Supplied records

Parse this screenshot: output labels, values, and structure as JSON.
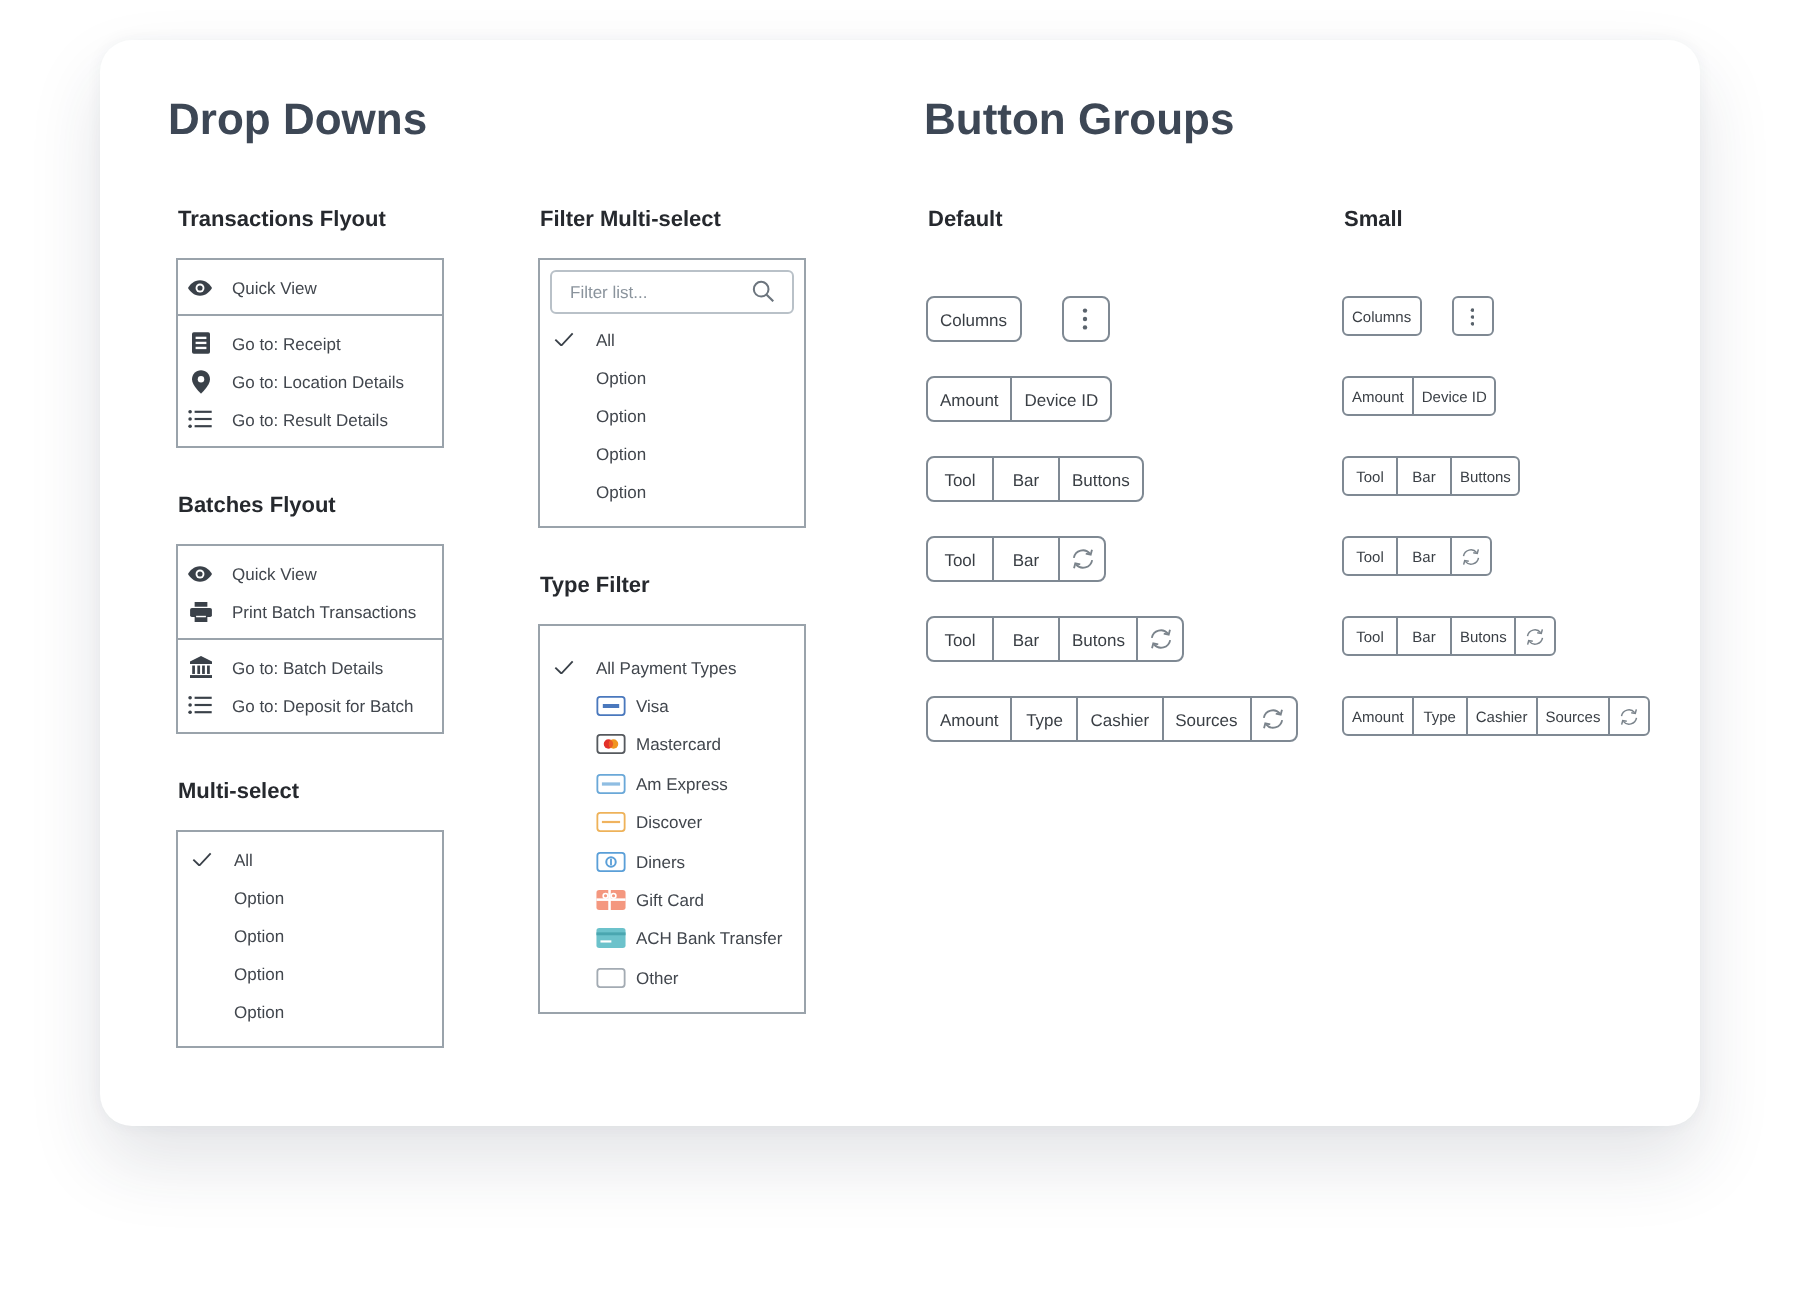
{
  "drop_downs": {
    "title": "Drop Downs",
    "columns": [
      [
        {
          "kind": "flyout",
          "title": "Transactions Flyout",
          "groups": [
            [
              {
                "kind": "view",
                "label": "Quick View"
              }
            ],
            [
              {
                "kind": "receipt",
                "label": "Go to: Receipt"
              },
              {
                "kind": "location",
                "label": "Go to: Location Details"
              },
              {
                "kind": "results",
                "label": "Go to: Result Details"
              }
            ]
          ]
        },
        {
          "kind": "flyout",
          "title": "Batches Flyout",
          "groups": [
            [
              {
                "kind": "view",
                "label": "Quick View"
              },
              {
                "kind": "print",
                "label": "Print Batch Transactions"
              }
            ],
            [
              {
                "kind": "batch",
                "label": "Go to: Batch Details"
              },
              {
                "kind": "deposit",
                "label": "Go to: Deposit for Batch"
              }
            ]
          ]
        },
        {
          "kind": "multiselect",
          "title": "Multi-select",
          "options": [
            {
              "label": "All",
              "checked": true
            },
            {
              "label": "Option",
              "checked": false
            },
            {
              "label": "Option",
              "checked": false
            },
            {
              "label": "Option",
              "checked": false
            },
            {
              "label": "Option",
              "checked": false
            }
          ]
        }
      ],
      [
        {
          "kind": "multiselect",
          "title": "Filter Multi-select",
          "filter": {
            "placeholder": "Filter list..."
          },
          "options": [
            {
              "label": "All",
              "checked": true
            },
            {
              "label": "Option",
              "checked": false
            },
            {
              "label": "Option",
              "checked": false
            },
            {
              "label": "Option",
              "checked": false
            },
            {
              "label": "Option",
              "checked": false
            }
          ]
        },
        {
          "kind": "typefilter",
          "title": "Type Filter",
          "options": [
            {
              "kind": "all",
              "label": "All Payment Types",
              "checked": true
            },
            {
              "kind": "visa",
              "label": "Visa",
              "checked": false
            },
            {
              "kind": "mastercard",
              "label": "Mastercard",
              "checked": false
            },
            {
              "kind": "amex",
              "label": "Am Express",
              "checked": false
            },
            {
              "kind": "discover",
              "label": "Discover",
              "checked": false
            },
            {
              "kind": "diners",
              "label": "Diners",
              "checked": false
            },
            {
              "kind": "gift",
              "label": "Gift Card",
              "checked": false
            },
            {
              "kind": "ach",
              "label": "ACH Bank Transfer",
              "checked": false
            },
            {
              "kind": "other",
              "label": "Other",
              "checked": false
            }
          ]
        }
      ]
    ]
  },
  "button_groups": {
    "title": "Button Groups",
    "sets": [
      {
        "kind": "regular",
        "title": "Default",
        "rows": [
          [
            [
              {
                "kind": "label",
                "label": "Columns"
              }
            ],
            [
              {
                "kind": "more"
              }
            ]
          ],
          [
            [
              {
                "kind": "label",
                "label": "Amount"
              },
              {
                "kind": "label",
                "label": "Device ID"
              }
            ]
          ],
          [
            [
              {
                "kind": "label",
                "label": "Tool"
              },
              {
                "kind": "label",
                "label": "Bar"
              },
              {
                "kind": "label",
                "label": "Buttons"
              }
            ]
          ],
          [
            [
              {
                "kind": "label",
                "label": "Tool"
              },
              {
                "kind": "label",
                "label": "Bar"
              },
              {
                "kind": "refresh"
              }
            ]
          ],
          [
            [
              {
                "kind": "label",
                "label": "Tool"
              },
              {
                "kind": "label",
                "label": "Bar"
              },
              {
                "kind": "label",
                "label": "Butons"
              },
              {
                "kind": "refresh"
              }
            ]
          ],
          [
            [
              {
                "kind": "label",
                "label": "Amount"
              },
              {
                "kind": "label",
                "label": "Type"
              },
              {
                "kind": "label",
                "label": "Cashier"
              },
              {
                "kind": "label",
                "label": "Sources"
              },
              {
                "kind": "refresh"
              }
            ]
          ]
        ]
      },
      {
        "kind": "small",
        "title": "Small",
        "rows": [
          [
            [
              {
                "kind": "label",
                "label": "Columns"
              }
            ],
            [
              {
                "kind": "more"
              }
            ]
          ],
          [
            [
              {
                "kind": "label",
                "label": "Amount"
              },
              {
                "kind": "label",
                "label": "Device ID"
              }
            ]
          ],
          [
            [
              {
                "kind": "label",
                "label": "Tool"
              },
              {
                "kind": "label",
                "label": "Bar"
              },
              {
                "kind": "label",
                "label": "Buttons"
              }
            ]
          ],
          [
            [
              {
                "kind": "label",
                "label": "Tool"
              },
              {
                "kind": "label",
                "label": "Bar"
              },
              {
                "kind": "refresh"
              }
            ]
          ],
          [
            [
              {
                "kind": "label",
                "label": "Tool"
              },
              {
                "kind": "label",
                "label": "Bar"
              },
              {
                "kind": "label",
                "label": "Butons"
              },
              {
                "kind": "refresh"
              }
            ]
          ],
          [
            [
              {
                "kind": "label",
                "label": "Amount"
              },
              {
                "kind": "label",
                "label": "Type"
              },
              {
                "kind": "label",
                "label": "Cashier"
              },
              {
                "kind": "label",
                "label": "Sources"
              },
              {
                "kind": "refresh"
              }
            ]
          ]
        ]
      }
    ]
  }
}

Task to complete
Write out each line again precisely as it appears, skipping every picture.

Answer for this exercise
Parse this screenshot: output labels, values, and structure as JSON.
{
  "drop_downs": {
    "title": "Drop Downs",
    "columns": [
      [
        {
          "kind": "flyout",
          "title": "Transactions Flyout",
          "groups": [
            [
              {
                "kind": "view",
                "label": "Quick View"
              }
            ],
            [
              {
                "kind": "receipt",
                "label": "Go to: Receipt"
              },
              {
                "kind": "location",
                "label": "Go to: Location Details"
              },
              {
                "kind": "results",
                "label": "Go to: Result Details"
              }
            ]
          ]
        },
        {
          "kind": "flyout",
          "title": "Batches Flyout",
          "groups": [
            [
              {
                "kind": "view",
                "label": "Quick View"
              },
              {
                "kind": "print",
                "label": "Print Batch Transactions"
              }
            ],
            [
              {
                "kind": "batch",
                "label": "Go to: Batch Details"
              },
              {
                "kind": "deposit",
                "label": "Go to: Deposit for Batch"
              }
            ]
          ]
        },
        {
          "kind": "multiselect",
          "title": "Multi-select",
          "options": [
            {
              "label": "All",
              "checked": true
            },
            {
              "label": "Option",
              "checked": false
            },
            {
              "label": "Option",
              "checked": false
            },
            {
              "label": "Option",
              "checked": false
            },
            {
              "label": "Option",
              "checked": false
            }
          ]
        }
      ],
      [
        {
          "kind": "multiselect",
          "title": "Filter Multi-select",
          "filter": {
            "placeholder": "Filter list..."
          },
          "options": [
            {
              "label": "All",
              "checked": true
            },
            {
              "label": "Option",
              "checked": false
            },
            {
              "label": "Option",
              "checked": false
            },
            {
              "label": "Option",
              "checked": false
            },
            {
              "label": "Option",
              "checked": false
            }
          ]
        },
        {
          "kind": "typefilter",
          "title": "Type Filter",
          "options": [
            {
              "kind": "all",
              "label": "All Payment Types",
              "checked": true
            },
            {
              "kind": "visa",
              "label": "Visa",
              "checked": false
            },
            {
              "kind": "mastercard",
              "label": "Mastercard",
              "checked": false
            },
            {
              "kind": "amex",
              "label": "Am Express",
              "checked": false
            },
            {
              "kind": "discover",
              "label": "Discover",
              "checked": false
            },
            {
              "kind": "diners",
              "label": "Diners",
              "checked": false
            },
            {
              "kind": "gift",
              "label": "Gift Card",
              "checked": false
            },
            {
              "kind": "ach",
              "label": "ACH Bank Transfer",
              "checked": false
            },
            {
              "kind": "other",
              "label": "Other",
              "checked": false
            }
          ]
        }
      ]
    ]
  },
  "button_groups": {
    "title": "Button Groups",
    "sets": [
      {
        "kind": "regular",
        "title": "Default",
        "rows": [
          [
            [
              {
                "kind": "label",
                "label": "Columns"
              }
            ],
            [
              {
                "kind": "more"
              }
            ]
          ],
          [
            [
              {
                "kind": "label",
                "label": "Amount"
              },
              {
                "kind": "label",
                "label": "Device ID"
              }
            ]
          ],
          [
            [
              {
                "kind": "label",
                "label": "Tool"
              },
              {
                "kind": "label",
                "label": "Bar"
              },
              {
                "kind": "label",
                "label": "Buttons"
              }
            ]
          ],
          [
            [
              {
                "kind": "label",
                "label": "Tool"
              },
              {
                "kind": "label",
                "label": "Bar"
              },
              {
                "kind": "refresh"
              }
            ]
          ],
          [
            [
              {
                "kind": "label",
                "label": "Tool"
              },
              {
                "kind": "label",
                "label": "Bar"
              },
              {
                "kind": "label",
                "label": "Butons"
              },
              {
                "kind": "refresh"
              }
            ]
          ],
          [
            [
              {
                "kind": "label",
                "label": "Amount"
              },
              {
                "kind": "label",
                "label": "Type"
              },
              {
                "kind": "label",
                "label": "Cashier"
              },
              {
                "kind": "label",
                "label": "Sources"
              },
              {
                "kind": "refresh"
              }
            ]
          ]
        ]
      },
      {
        "kind": "small",
        "title": "Small",
        "rows": [
          [
            [
              {
                "kind": "label",
                "label": "Columns"
              }
            ],
            [
              {
                "kind": "more"
              }
            ]
          ],
          [
            [
              {
                "kind": "label",
                "label": "Amount"
              },
              {
                "kind": "label",
                "label": "Device ID"
              }
            ]
          ],
          [
            [
              {
                "kind": "label",
                "label": "Tool"
              },
              {
                "kind": "label",
                "label": "Bar"
              },
              {
                "kind": "label",
                "label": "Buttons"
              }
            ]
          ],
          [
            [
              {
                "kind": "label",
                "label": "Tool"
              },
              {
                "kind": "label",
                "label": "Bar"
              },
              {
                "kind": "refresh"
              }
            ]
          ],
          [
            [
              {
                "kind": "label",
                "label": "Tool"
              },
              {
                "kind": "label",
                "label": "Bar"
              },
              {
                "kind": "label",
                "label": "Butons"
              },
              {
                "kind": "refresh"
              }
            ]
          ],
          [
            [
              {
                "kind": "label",
                "label": "Amount"
              },
              {
                "kind": "label",
                "label": "Type"
              },
              {
                "kind": "label",
                "label": "Cashier"
              },
              {
                "kind": "label",
                "label": "Sources"
              },
              {
                "kind": "refresh"
              }
            ]
          ]
        ]
      }
    ]
  }
}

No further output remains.